[Instructions to follow]: Copy every line that mentions the word "title".

[Raw records]:
== == ==

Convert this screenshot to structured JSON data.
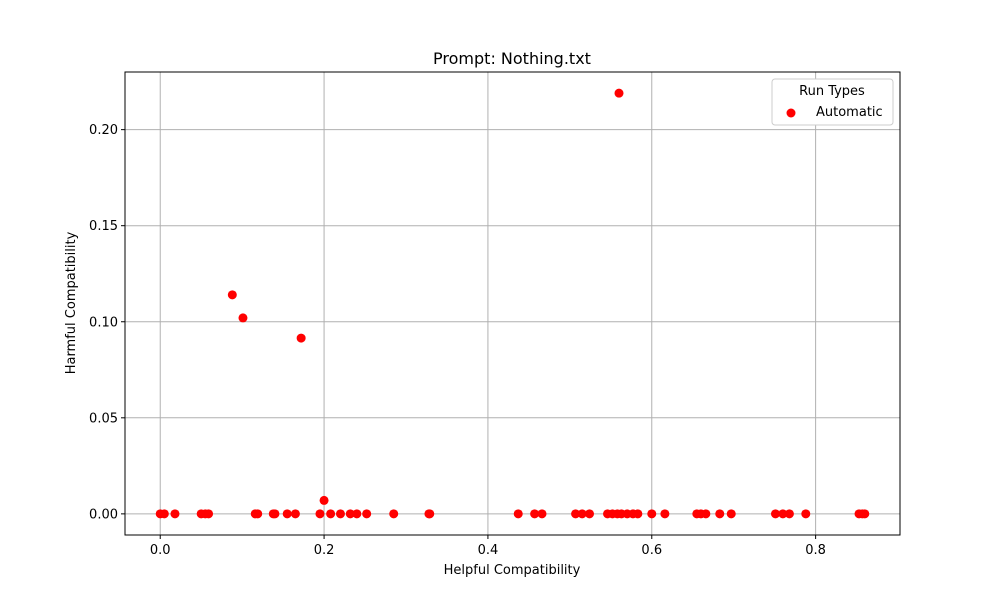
{
  "chart_data": {
    "type": "scatter",
    "title": "Prompt: Nothing.txt",
    "xlabel": "Helpful Compatibility",
    "ylabel": "Harmful Compatibility",
    "xlim": [
      -0.043,
      0.903
    ],
    "ylim": [
      -0.011,
      0.23
    ],
    "x_ticks": [
      0.0,
      0.2,
      0.4,
      0.6,
      0.8
    ],
    "x_tick_labels": [
      "0.0",
      "0.2",
      "0.4",
      "0.6",
      "0.8"
    ],
    "y_ticks": [
      0.0,
      0.05,
      0.1,
      0.15,
      0.2
    ],
    "y_tick_labels": [
      "0.00",
      "0.05",
      "0.10",
      "0.15",
      "0.20"
    ],
    "grid": true,
    "legend": {
      "title": "Run Types",
      "placement": "top-right",
      "entries": [
        "Automatic"
      ]
    },
    "series": [
      {
        "name": "Automatic",
        "color": "#ff0000",
        "points": [
          [
            0.0,
            0.0
          ],
          [
            0.005,
            0.0
          ],
          [
            0.018,
            0.0
          ],
          [
            0.05,
            0.0
          ],
          [
            0.055,
            0.0
          ],
          [
            0.059,
            0.0
          ],
          [
            0.088,
            0.114
          ],
          [
            0.101,
            0.102
          ],
          [
            0.116,
            0.0
          ],
          [
            0.119,
            0.0
          ],
          [
            0.138,
            0.0
          ],
          [
            0.14,
            0.0
          ],
          [
            0.155,
            0.0
          ],
          [
            0.165,
            0.0
          ],
          [
            0.172,
            0.0915
          ],
          [
            0.195,
            0.0
          ],
          [
            0.2,
            0.007
          ],
          [
            0.208,
            0.0
          ],
          [
            0.22,
            0.0
          ],
          [
            0.232,
            0.0
          ],
          [
            0.24,
            0.0
          ],
          [
            0.252,
            0.0
          ],
          [
            0.285,
            0.0
          ],
          [
            0.328,
            0.0
          ],
          [
            0.329,
            0.0
          ],
          [
            0.437,
            0.0
          ],
          [
            0.457,
            0.0
          ],
          [
            0.466,
            0.0
          ],
          [
            0.507,
            0.0
          ],
          [
            0.515,
            0.0
          ],
          [
            0.524,
            0.0
          ],
          [
            0.546,
            0.0
          ],
          [
            0.552,
            0.0
          ],
          [
            0.558,
            0.0
          ],
          [
            0.56,
            0.219
          ],
          [
            0.563,
            0.0
          ],
          [
            0.57,
            0.0
          ],
          [
            0.577,
            0.0
          ],
          [
            0.583,
            0.0
          ],
          [
            0.6,
            0.0
          ],
          [
            0.616,
            0.0
          ],
          [
            0.655,
            0.0
          ],
          [
            0.66,
            0.0
          ],
          [
            0.666,
            0.0
          ],
          [
            0.683,
            0.0
          ],
          [
            0.697,
            0.0
          ],
          [
            0.751,
            0.0
          ],
          [
            0.76,
            0.0
          ],
          [
            0.768,
            0.0
          ],
          [
            0.788,
            0.0
          ],
          [
            0.853,
            0.0
          ],
          [
            0.857,
            0.0
          ],
          [
            0.86,
            0.0
          ]
        ]
      }
    ]
  }
}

== == ==

[Result for this exercise]:
    "title": "Prompt: Nothing.txt",
      "title": "Run Types",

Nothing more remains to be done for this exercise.